### Challenge
Work out the number of lines containing "arrendamiento". Answer with nothing but that number.

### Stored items

· · ·

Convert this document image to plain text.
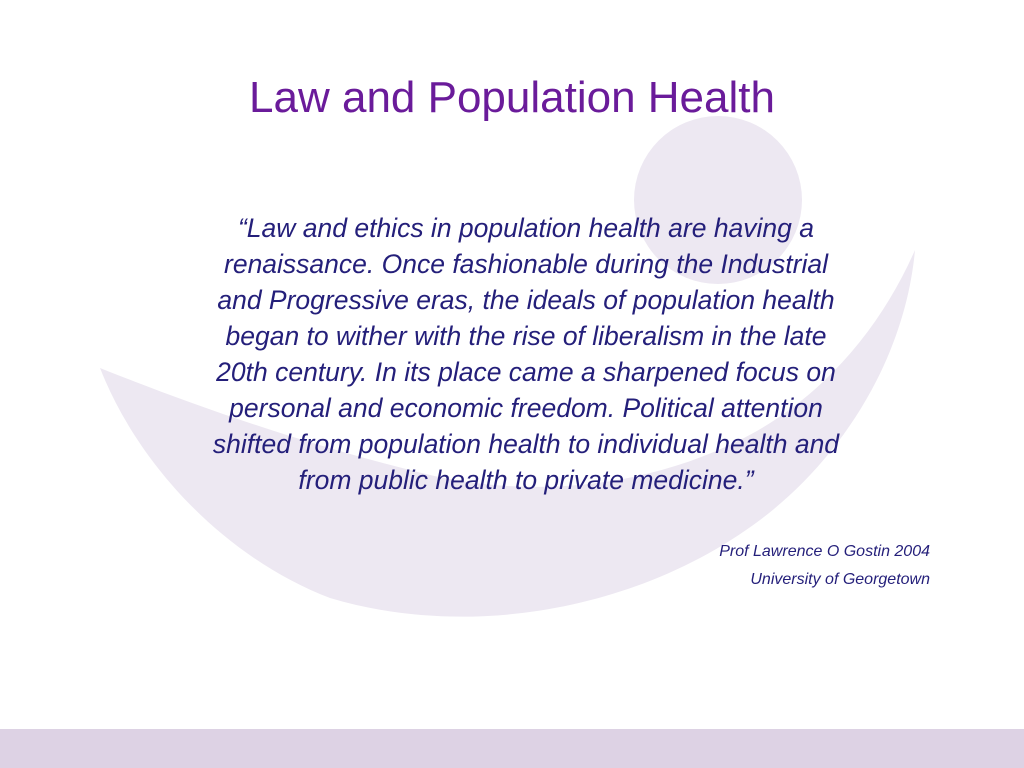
Law and Population Health
“Law and ethics in population health are having a
renaissance. Once fashionable during the Industrial
and Progressive eras, the ideals of population health
began to wither with the rise of liberalism in the late
20th century. In its place came a sharpened focus on
personal and economic freedom. Political attention
shifted from population health to individual health and
from public health to private medicine.”
Prof Lawrence O Gostin 2004
University of Georgetown
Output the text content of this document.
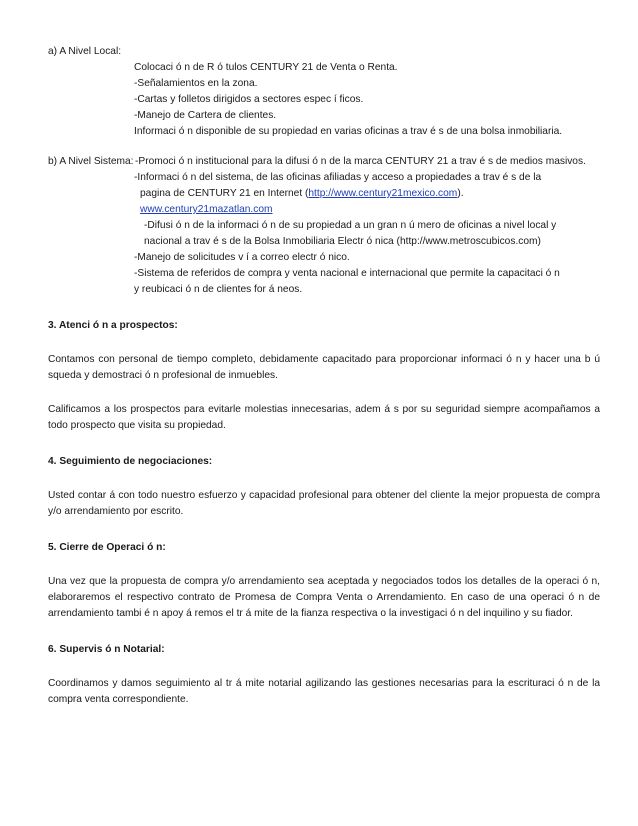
a) A Nivel Local:
Colocaci ó n de R ó tulos CENTURY 21 de Venta o Renta.
-Señalamientos en la zona.
-Cartas y folletos dirigidos a sectores espec í ficos.
-Manejo de Cartera de clientes.
Informaci ó n disponible de su propiedad en varias oficinas a trav é s de una bolsa inmobiliaria.
b) A Nivel Sistema: -Promoci ó n institucional para la difusi ó n de la marca CENTURY 21 a trav é s de medios masivos.
-Informaci ó n del sistema, de las oficinas afiliadas y acceso a propiedades a trav é s de la
pagina de CENTURY 21 en Internet (http://www.century21mexico.com).
www.century21mazatlan.com
-Difusi ó n de la informaci ó n de su propiedad a un gran n ú mero de oficinas a nivel local y
nacional a trav é s de la Bolsa Inmobiliaria Electr ó nica (http://www.metroscubicos.com)
-Manejo de solicitudes v í a correo electr ó nico.
-Sistema de referidos de compra y venta nacional e internacional que permite la capacitaci ó n
y reubicaci ó n de clientes for á neos.
3. Atenci ó n a prospectos:

Contamos con personal de tiempo completo, debidamente capacitado para proporcionar informaci ó n y hacer una b ú squeda y demostraci ó n profesional de inmuebles.

Calificamos a los prospectos para evitarle molestias innecesarias, adem á s por su seguridad siempre acompañamos a todo prospecto que visita su propiedad.

4. Seguimiento de negociaciones:

Usted contar á con todo nuestro esfuerzo y capacidad profesional para obtener del cliente la mejor propuesta de compra y/o arrendamiento por escrito.

5. Cierre de Operaci ó n:

Una vez que la propuesta de compra y/o arrendamiento sea aceptada y negociados todos los detalles de la operaci ó n, elaboraremos el respectivo contrato de Promesa de Compra Venta o Arrendamiento. En caso de una operaci ó n de arrendamiento tambi é n apoy á remos el tr á mite de la fianza respectiva o la investigaci ó n del inquilino y su fiador.

6. Supervis ó n Notarial:

Coordinamos y damos seguimiento al tr á mite notarial agilizando las gestiones necesarias para la escrituraci ó n de la compra venta correspondiente.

· · ·

### Finished answer
2